_Recorded data_
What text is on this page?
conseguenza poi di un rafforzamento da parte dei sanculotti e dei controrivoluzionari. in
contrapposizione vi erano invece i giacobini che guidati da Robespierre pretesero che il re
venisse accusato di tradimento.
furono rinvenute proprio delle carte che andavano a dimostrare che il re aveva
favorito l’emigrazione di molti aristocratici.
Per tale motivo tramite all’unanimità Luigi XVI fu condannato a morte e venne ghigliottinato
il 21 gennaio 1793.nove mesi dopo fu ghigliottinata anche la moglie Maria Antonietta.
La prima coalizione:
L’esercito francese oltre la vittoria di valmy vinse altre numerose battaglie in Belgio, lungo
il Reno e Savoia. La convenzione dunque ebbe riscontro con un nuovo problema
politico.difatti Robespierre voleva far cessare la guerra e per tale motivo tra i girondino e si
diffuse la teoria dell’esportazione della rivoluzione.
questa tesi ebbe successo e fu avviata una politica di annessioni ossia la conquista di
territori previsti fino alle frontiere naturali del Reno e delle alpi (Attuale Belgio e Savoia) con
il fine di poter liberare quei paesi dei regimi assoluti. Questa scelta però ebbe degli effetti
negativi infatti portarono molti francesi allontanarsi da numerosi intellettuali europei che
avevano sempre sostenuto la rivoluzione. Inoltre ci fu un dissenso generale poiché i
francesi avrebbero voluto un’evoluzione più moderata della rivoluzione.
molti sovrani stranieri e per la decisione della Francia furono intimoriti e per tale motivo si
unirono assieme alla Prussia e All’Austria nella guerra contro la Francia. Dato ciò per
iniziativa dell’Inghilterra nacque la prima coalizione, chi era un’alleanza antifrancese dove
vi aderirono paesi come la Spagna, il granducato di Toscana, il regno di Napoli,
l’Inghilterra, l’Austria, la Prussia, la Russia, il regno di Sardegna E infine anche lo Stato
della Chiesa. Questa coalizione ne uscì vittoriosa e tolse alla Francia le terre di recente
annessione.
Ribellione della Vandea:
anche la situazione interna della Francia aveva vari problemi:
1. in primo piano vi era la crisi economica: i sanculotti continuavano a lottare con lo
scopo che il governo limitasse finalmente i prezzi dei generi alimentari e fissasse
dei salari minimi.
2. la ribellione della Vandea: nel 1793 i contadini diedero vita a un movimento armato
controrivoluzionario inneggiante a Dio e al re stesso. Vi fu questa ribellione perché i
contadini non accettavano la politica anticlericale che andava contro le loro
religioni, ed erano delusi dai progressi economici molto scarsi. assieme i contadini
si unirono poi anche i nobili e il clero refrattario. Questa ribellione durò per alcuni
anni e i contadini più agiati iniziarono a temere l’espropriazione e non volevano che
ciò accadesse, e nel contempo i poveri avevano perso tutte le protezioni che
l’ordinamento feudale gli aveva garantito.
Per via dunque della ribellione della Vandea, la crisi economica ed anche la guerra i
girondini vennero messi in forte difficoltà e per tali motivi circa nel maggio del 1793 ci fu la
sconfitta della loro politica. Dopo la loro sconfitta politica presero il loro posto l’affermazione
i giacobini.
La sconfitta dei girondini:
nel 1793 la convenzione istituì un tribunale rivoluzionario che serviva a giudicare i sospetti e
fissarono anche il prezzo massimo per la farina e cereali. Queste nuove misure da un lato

_Objective_
Repeat the records exactly, including every line.

_Output_
What text is on this page?
conseguenza poi di un rafforzamento da parte dei sanculotti e dei controrivoluzionari. in
contrapposizione vi erano invece i giacobini che guidati da Robespierre pretesero che il re
venisse accusato di tradimento.
furono rinvenute proprio delle carte che andavano a dimostrare che il re aveva
favorito l’emigrazione di molti aristocratici.
Per tale motivo tramite all’unanimità Luigi XVI fu condannato a morte e venne ghigliottinato
il 21 gennaio 1793.nove mesi dopo fu ghigliottinata anche la moglie Maria Antonietta.
La prima coalizione:
L’esercito francese oltre la vittoria di valmy vinse altre numerose battaglie in Belgio, lungo
il Reno e Savoia. La convenzione dunque ebbe riscontro con un nuovo problema
politico.difatti Robespierre voleva far cessare la guerra e per tale motivo tra i girondino e si
diffuse la teoria dell’esportazione della rivoluzione.
questa tesi ebbe successo e fu avviata una politica di annessioni ossia la conquista di
territori previsti fino alle frontiere naturali del Reno e delle alpi (Attuale Belgio e Savoia) con
il fine di poter liberare quei paesi dei regimi assoluti. Questa scelta però ebbe degli effetti
negativi infatti portarono molti francesi allontanarsi da numerosi intellettuali europei che
avevano sempre sostenuto la rivoluzione. Inoltre ci fu un dissenso generale poiché i
francesi avrebbero voluto un’evoluzione più moderata della rivoluzione.
molti sovrani stranieri e per la decisione della Francia furono intimoriti e per tale motivo si
unirono assieme alla Prussia e All’Austria nella guerra contro la Francia. Dato ciò per
iniziativa dell’Inghilterra nacque la prima coalizione, chi era un’alleanza antifrancese dove
vi aderirono paesi come la Spagna, il granducato di Toscana, il regno di Napoli,
l’Inghilterra, l’Austria, la Prussia, la Russia, il regno di Sardegna E infine anche lo Stato
della Chiesa. Questa coalizione ne uscì vittoriosa e tolse alla Francia le terre di recente
annessione.
Ribellione della Vandea:
anche la situazione interna della Francia aveva vari problemi:
1. in primo piano vi era la crisi economica: i sanculotti continuavano a lottare con lo
scopo che il governo limitasse finalmente i prezzi dei generi alimentari e fissasse
dei salari minimi.
2. la ribellione della Vandea: nel 1793 i contadini diedero vita a un movimento armato
controrivoluzionario inneggiante a Dio e al re stesso. Vi fu questa ribellione perché i
contadini non accettavano la politica anticlericale che andava contro le loro
religioni, ed erano delusi dai progressi economici molto scarsi. assieme i contadini
si unirono poi anche i nobili e il clero refrattario. Questa ribellione durò per alcuni
anni e i contadini più agiati iniziarono a temere l’espropriazione e non volevano che
ciò accadesse, e nel contempo i poveri avevano perso tutte le protezioni che
l’ordinamento feudale gli aveva garantito.
Per via dunque della ribellione della Vandea, la crisi economica ed anche la guerra i
girondini vennero messi in forte difficoltà e per tali motivi circa nel maggio del 1793 ci fu la
sconfitta della loro politica. Dopo la loro sconfitta politica presero il loro posto l’affermazione
i giacobini.
La sconfitta dei girondini:
nel 1793 la convenzione istituì un tribunale rivoluzionario che serviva a giudicare i sospetti e
fissarono anche il prezzo massimo per la farina e cereali. Queste nuove misure da un lato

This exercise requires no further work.